Aim of the exercise. Reproduce the listing below character for character; drop every image.

- - - -

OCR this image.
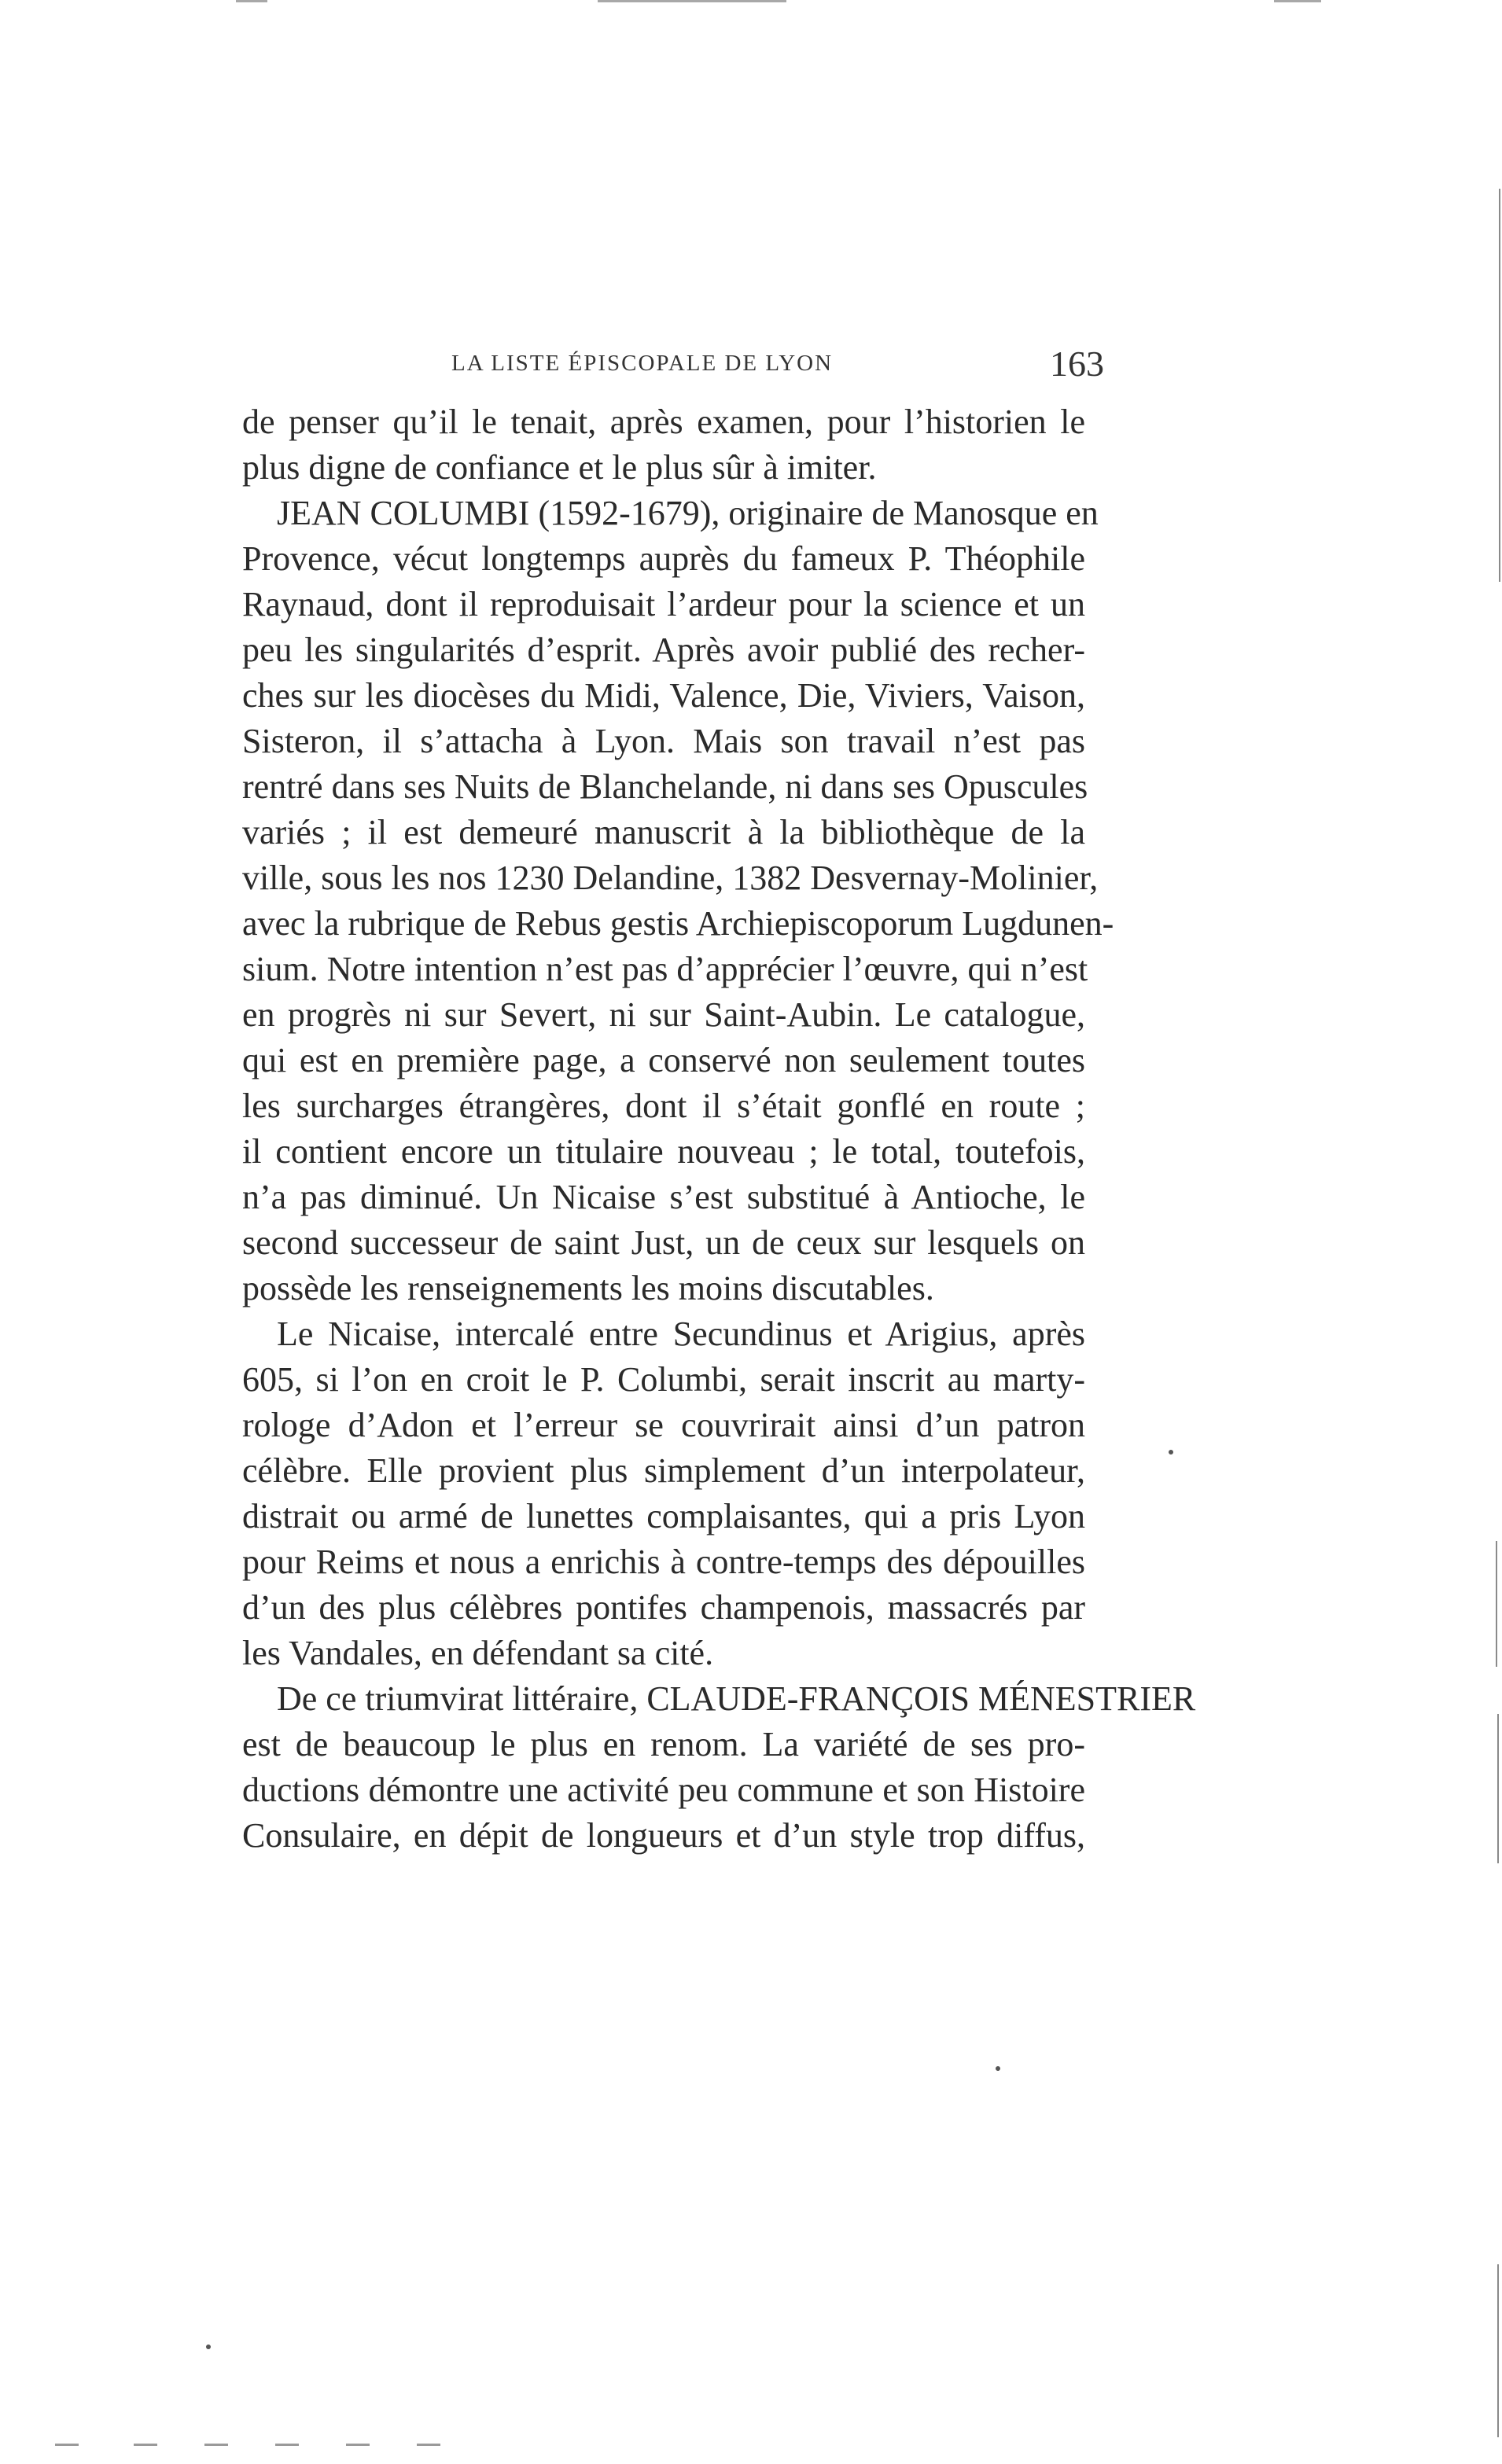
LA LISTE ÉPISCOPALE DE LYON	163
de penser qu’il le tenait, après examen, pour l’historien le
plus digne de confiance et le plus sûr à imiter.
JEAN COLUMBI (1592-1679), originaire de Manosque en
Provence, vécut longtemps auprès du fameux P. Théophile
Raynaud, dont il reproduisait l’ardeur pour la science et un
peu les singularités d’esprit. Après avoir publié des recher-
ches sur les diocèses du Midi, Valence, Die, Viviers, Vaison,
Sisteron, il s’attacha à Lyon. Mais son travail n’est pas
rentré dans ses Nuits de Blanchelande, ni dans ses Opuscules
variés ; il est demeuré manuscrit à la bibliothèque de la
ville, sous les nos 1230 Delandine, 1382 Desvernay-Molinier,
avec la rubrique de Rebus gestis Archiepiscoporum Lugdunen-
sium. Notre intention n’est pas d’apprécier l’œuvre, qui n’est
en progrès ni sur Severt, ni sur Saint-Aubin. Le catalogue,
qui est en première page, a conservé non seulement toutes
les surcharges étrangères, dont il s’était gonflé en route ;
il contient encore un titulaire nouveau ; le total, toutefois,
n’a pas diminué. Un Nicaise s’est substitué à Antioche, le
second successeur de saint Just, un de ceux sur lesquels on
possède les renseignements les moins discutables.
Le Nicaise, intercalé entre Secundinus et Arigius, après
605, si l’on en croit le P. Columbi, serait inscrit au marty-
rologe d’Adon et l’erreur se couvrirait ainsi d’un patron
célèbre. Elle provient plus simplement d’un interpolateur,
distrait ou armé de lunettes complaisantes, qui a pris Lyon
pour Reims et nous a enrichis à contre-temps des dépouilles
d’un des plus célèbres pontifes champenois, massacrés par
les Vandales, en défendant sa cité.
De ce triumvirat littéraire, CLAUDE-FRANÇOIS MÉNESTRIER
est de beaucoup le plus en renom. La variété de ses pro-
ductions démontre une activité peu commune et son Histoire
Consulaire, en dépit de longueurs et d’un style trop diffus,
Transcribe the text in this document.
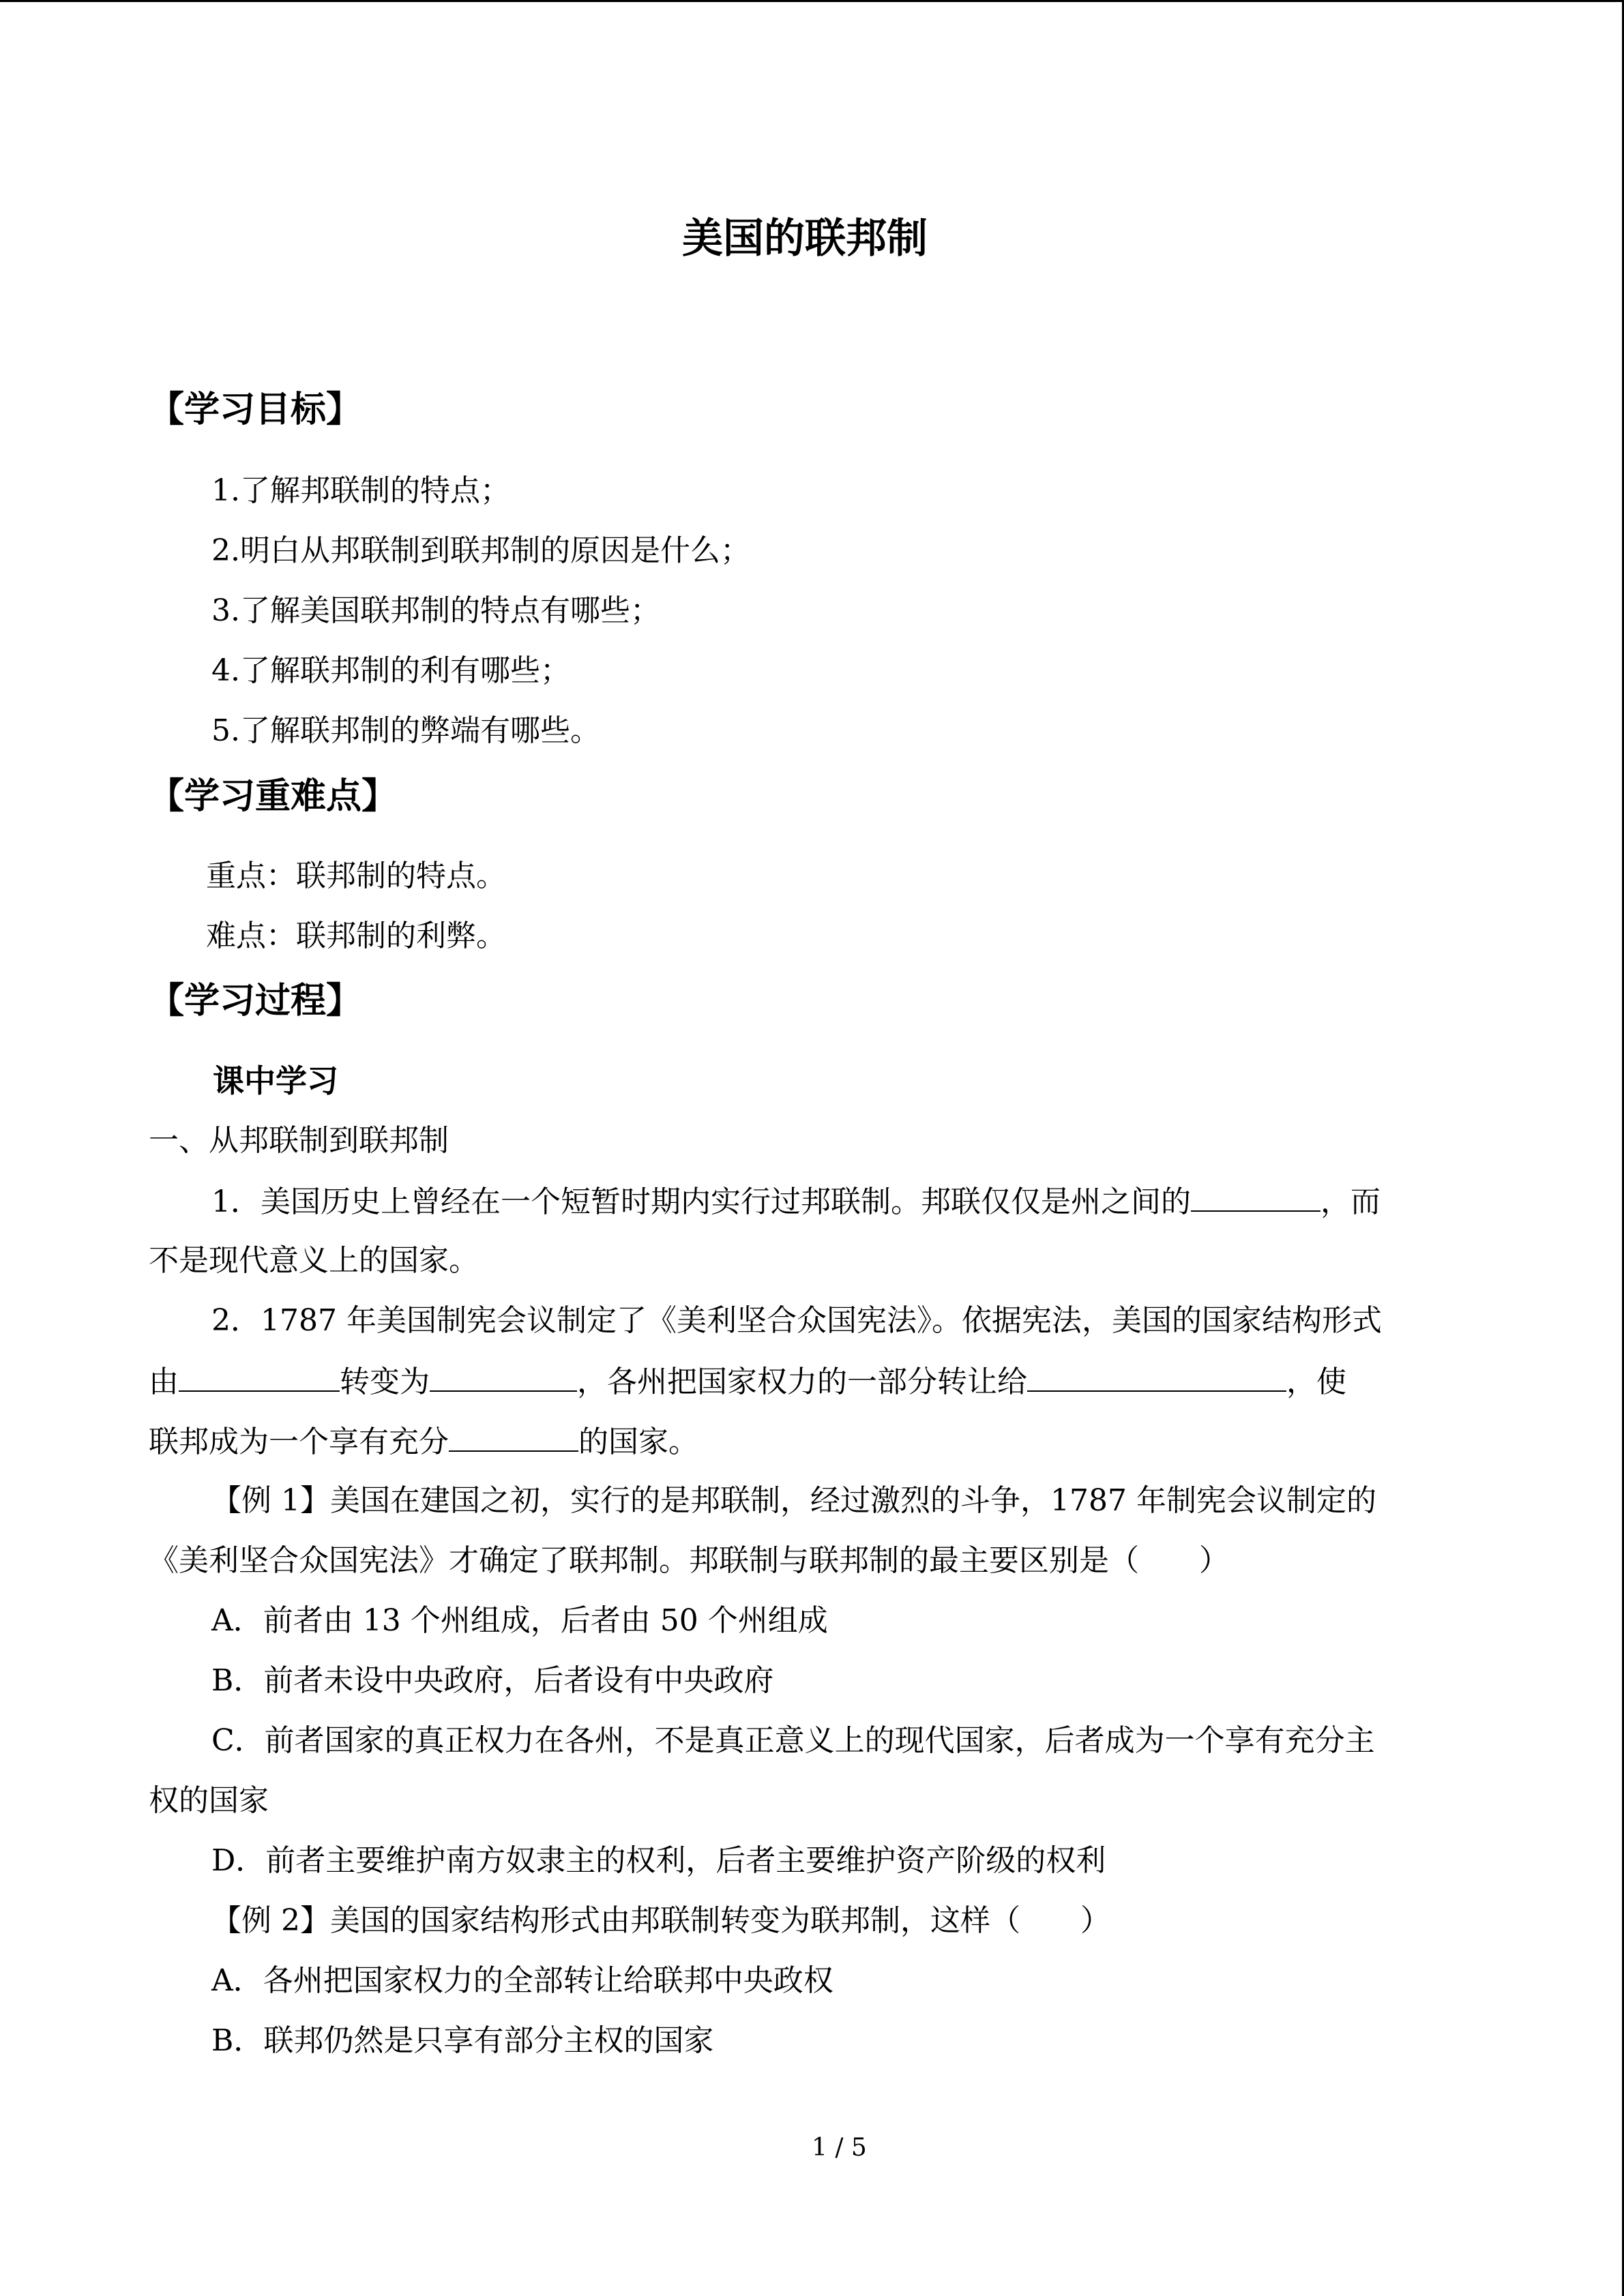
美国的联邦制
【学习目标】
1.了解邦联制的特点；
2.明白从邦联制到联邦制的原因是什么；
3.了解美国联邦制的特点有哪些；
4.了解联邦制的利有哪些；
5.了解联邦制的弊端有哪些。
【学习重难点】
重点：联邦制的特点。
难点：联邦制的利弊。
【学习过程】
课中学习
一、从邦联制到联邦制
1．美国历史上曾经在一个短暂时期内实行过邦联制。邦联仅仅是州之间的	，而
不是现代意义上的国家。
2．1787 年美国制宪会议制定了《美利坚合众国宪法》。依据宪法，美国的国家结构形式
由	转变为	，各州把国家权力的一部分转让给	，使
联邦成为一个享有充分	的国家。
【例 1】美国在建国之初，实行的是邦联制，经过激烈的斗争，1787 年制宪会议制定的
《美利坚合众国宪法》才确定了联邦制。邦联制与联邦制的最主要区别是（　　）
A．前者由 13 个州组成，后者由 50 个州组成
B．前者未设中央政府，后者设有中央政府
C．前者国家的真正权力在各州，不是真正意义上的现代国家，后者成为一个享有充分主
权的国家
D．前者主要维护南方奴隶主的权利，后者主要维护资产阶级的权利
【例 2】美国的国家结构形式由邦联制转变为联邦制，这样（　　）
A．各州把国家权力的全部转让给联邦中央政权
B．联邦仍然是只享有部分主权的国家
1 / 5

- - - -

Written solution.
OCR this image.
LA LISTE ÉPISCOPALE DE LYON	163
de penser qu’il le tenait, après examen, pour l’historien le
plus digne de confiance et le plus sûr à imiter.
JEAN COLUMBI (1592-1679), originaire de Manosque en
Provence, vécut longtemps auprès du fameux P. Théophile
Raynaud, dont il reproduisait l’ardeur pour la science et un
peu les singularités d’esprit. Après avoir publié des recher-
ches sur les diocèses du Midi, Valence, Die, Viviers, Vaison,
Sisteron, il s’attacha à Lyon. Mais son travail n’est pas
rentré dans ses Nuits de Blanchelande, ni dans ses Opuscules
variés ; il est demeuré manuscrit à la bibliothèque de la
ville, sous les nos 1230 Delandine, 1382 Desvernay-Molinier,
avec la rubrique de Rebus gestis Archiepiscoporum Lugdunen-
sium. Notre intention n’est pas d’apprécier l’œuvre, qui n’est
en progrès ni sur Severt, ni sur Saint-Aubin. Le catalogue,
qui est en première page, a conservé non seulement toutes
les surcharges étrangères, dont il s’était gonflé en route ;
il contient encore un titulaire nouveau ; le total, toutefois,
n’a pas diminué. Un Nicaise s’est substitué à Antioche, le
second successeur de saint Just, un de ceux sur lesquels on
possède les renseignements les moins discutables.
Le Nicaise, intercalé entre Secundinus et Arigius, après
605, si l’on en croit le P. Columbi, serait inscrit au marty-
rologe d’Adon et l’erreur se couvrirait ainsi d’un patron
célèbre. Elle provient plus simplement d’un interpolateur,
distrait ou armé de lunettes complaisantes, qui a pris Lyon
pour Reims et nous a enrichis à contre-temps des dépouilles
d’un des plus célèbres pontifes champenois, massacrés par
les Vandales, en défendant sa cité.
De ce triumvirat littéraire, CLAUDE-FRANÇOIS MÉNESTRIER
est de beaucoup le plus en renom. La variété de ses pro-
ductions démontre une activité peu commune et son Histoire
Consulaire, en dépit de longueurs et d’un style trop diffus,
Transcribe the text in this document.
美国的联邦制
【学习目标】
1.了解邦联制的特点；
2.明白从邦联制到联邦制的原因是什么；
3.了解美国联邦制的特点有哪些；
4.了解联邦制的利有哪些；
5.了解联邦制的弊端有哪些。
【学习重难点】
重点：联邦制的特点。
难点：联邦制的利弊。
【学习过程】
课中学习
一、从邦联制到联邦制
1．美国历史上曾经在一个短暂时期内实行过邦联制。邦联仅仅是州之间的	，而
不是现代意义上的国家。
2．1787 年美国制宪会议制定了《美利坚合众国宪法》。依据宪法，美国的国家结构形式
由	转变为	，各州把国家权力的一部分转让给	，使
联邦成为一个享有充分	的国家。
【例 1】美国在建国之初，实行的是邦联制，经过激烈的斗争，1787 年制宪会议制定的
《美利坚合众国宪法》才确定了联邦制。邦联制与联邦制的最主要区别是（　　）
A．前者由 13 个州组成，后者由 50 个州组成
B．前者未设中央政府，后者设有中央政府
C．前者国家的真正权力在各州，不是真正意义上的现代国家，后者成为一个享有充分主
权的国家
D．前者主要维护南方奴隶主的权利，后者主要维护资产阶级的权利
【例 2】美国的国家结构形式由邦联制转变为联邦制，这样（　　）
A．各州把国家权力的全部转让给联邦中央政权
B．联邦仍然是只享有部分主权的国家
1 / 5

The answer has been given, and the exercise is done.